Stated exercise: Present everything in the material from the line containing "config-radio-small[interactable]: 小型 (382, 286, 419, 302)" down to the line containing "name-label: * 名称 (343, 176, 374, 192)" as a Markdown table with the columns Row and Material line, and omit any blank lines.

Material:
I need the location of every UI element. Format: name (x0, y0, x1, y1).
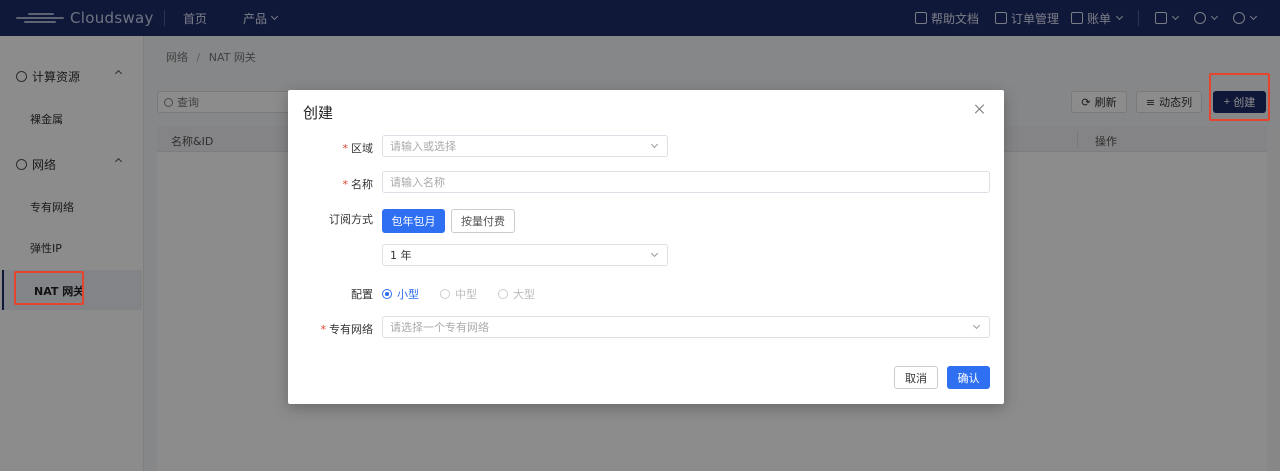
config-radio-small[interactable]: 小型 (382, 286, 419, 302)
radio-checked-icon (382, 289, 392, 299)
radio-unchecked-icon (498, 289, 508, 299)
period-value: 1 年 (390, 249, 412, 262)
highlight-create-button (1209, 73, 1270, 121)
required-mark: * (320, 323, 327, 336)
name-label: * 名称 (343, 176, 374, 192)
create-dialog: 创建 * 区域 请输入或选择 * 名称 请输入名称 订阅方式 包年包月 按量付费 1… (288, 90, 1004, 404)
cancel-button[interactable]: 取消 (894, 366, 938, 389)
period-select[interactable]: 1 年 (382, 244, 668, 266)
vpc-placeholder: 请选择一个专有网络 (390, 321, 489, 334)
dialog-title: 创建 (303, 104, 334, 122)
config-option-label: 小型 (397, 288, 419, 301)
region-select[interactable]: 请输入或选择 (382, 135, 668, 157)
region-placeholder: 请输入或选择 (390, 140, 456, 153)
chevron-down-icon (650, 249, 659, 258)
vpc-select[interactable]: 请选择一个专有网络 (382, 316, 990, 338)
region-label: * 区域 (343, 140, 374, 156)
region-label-text: 区域 (351, 142, 373, 155)
confirm-button[interactable]: 确认 (947, 366, 990, 389)
billing-option-pay-as-you-go[interactable]: 按量付费 (451, 209, 515, 233)
config-label: 配置 (351, 288, 373, 301)
required-mark: * (342, 142, 349, 155)
close-icon[interactable] (974, 103, 986, 115)
config-radio-large[interactable]: 大型 (498, 286, 535, 302)
name-placeholder: 请输入名称 (390, 176, 445, 189)
chevron-down-icon (650, 140, 659, 149)
config-option-label: 中型 (455, 288, 477, 301)
vpc-label: * 专有网络 (321, 321, 374, 337)
name-input[interactable]: 请输入名称 (382, 171, 990, 193)
chevron-down-icon (972, 321, 981, 330)
config-option-label: 大型 (513, 288, 535, 301)
highlight-nat-gateway (14, 271, 84, 305)
billing-option-monthly[interactable]: 包年包月 (382, 209, 445, 233)
radio-unchecked-icon (440, 289, 450, 299)
name-label-text: 名称 (351, 178, 373, 191)
config-radio-medium[interactable]: 中型 (440, 286, 477, 302)
vpc-label-text: 专有网络 (329, 323, 373, 336)
required-mark: * (342, 178, 349, 191)
billing-label: 订阅方式 (329, 213, 373, 226)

The answer:
| Row | Material line |
|---|---|
| 1 | config-radio-small[interactable]: 小型 (382, 286, 419, 302) |
| 2 | radio-checked-icon (382, 289, 392, 299) |
| 3 | radio-unchecked-icon (498, 289, 508, 299) |
| 4 | period-value: 1 年 (390, 249, 412, 262) |
| 5 | highlight-create-button (1209, 73, 1270, 121) |
| 6 | required-mark: * (320, 323, 327, 336) |
| 7 | name-label: * 名称 (343, 176, 374, 192) |